* **Material for this exercise**:
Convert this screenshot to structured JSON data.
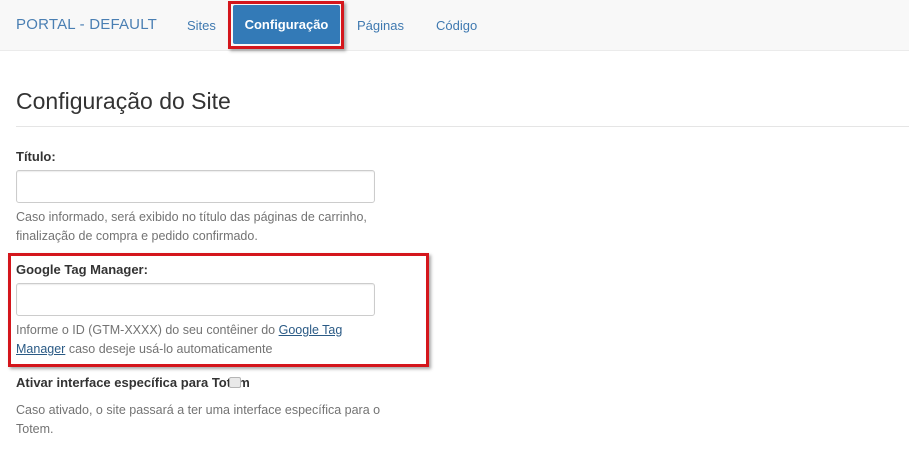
{
  "navbar": {
    "brand": "PORTAL - DEFAULT",
    "items": [
      {
        "label": "Sites"
      },
      {
        "label": "Configuração",
        "active": true
      },
      {
        "label": "Páginas"
      },
      {
        "label": "Código"
      }
    ]
  },
  "page": {
    "title": "Configuração do Site"
  },
  "form": {
    "titulo": {
      "label": "Título:",
      "value": "",
      "help": "Caso informado, será exibido no título das páginas de carrinho, finalização de compra e pedido confirmado."
    },
    "gtm": {
      "label": "Google Tag Manager:",
      "value": "",
      "help_prefix": "Informe o ID (GTM-XXXX) do seu contêiner do ",
      "help_link": "Google Tag Manager",
      "help_suffix": " caso deseje usá-lo automaticamente"
    },
    "totem": {
      "label": "Ativar interface específica para Totem",
      "checked": false,
      "help": "Caso ativado, o site passará a ter uma interface específica para o Totem."
    }
  },
  "colors": {
    "accent": "#337ab7",
    "highlight": "#d4161c",
    "link": "#3f79b0"
  }
}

* **Work to complete**: Skip the images and write out the rest of the listing exactly.

* **Output for this task**:
Convert this screenshot to structured JSON data.
{
  "navbar": {
    "brand": "PORTAL - DEFAULT",
    "items": [
      {
        "label": "Sites"
      },
      {
        "label": "Configuração",
        "active": true
      },
      {
        "label": "Páginas"
      },
      {
        "label": "Código"
      }
    ]
  },
  "page": {
    "title": "Configuração do Site"
  },
  "form": {
    "titulo": {
      "label": "Título:",
      "value": "",
      "help": "Caso informado, será exibido no título das páginas de carrinho, finalização de compra e pedido confirmado."
    },
    "gtm": {
      "label": "Google Tag Manager:",
      "value": "",
      "help_prefix": "Informe o ID (GTM-XXXX) do seu contêiner do ",
      "help_link": "Google Tag Manager",
      "help_suffix": " caso deseje usá-lo automaticamente"
    },
    "totem": {
      "label": "Ativar interface específica para Totem",
      "checked": false,
      "help": "Caso ativado, o site passará a ter uma interface específica para o Totem."
    }
  },
  "colors": {
    "accent": "#337ab7",
    "highlight": "#d4161c",
    "link": "#3f79b0"
  }
}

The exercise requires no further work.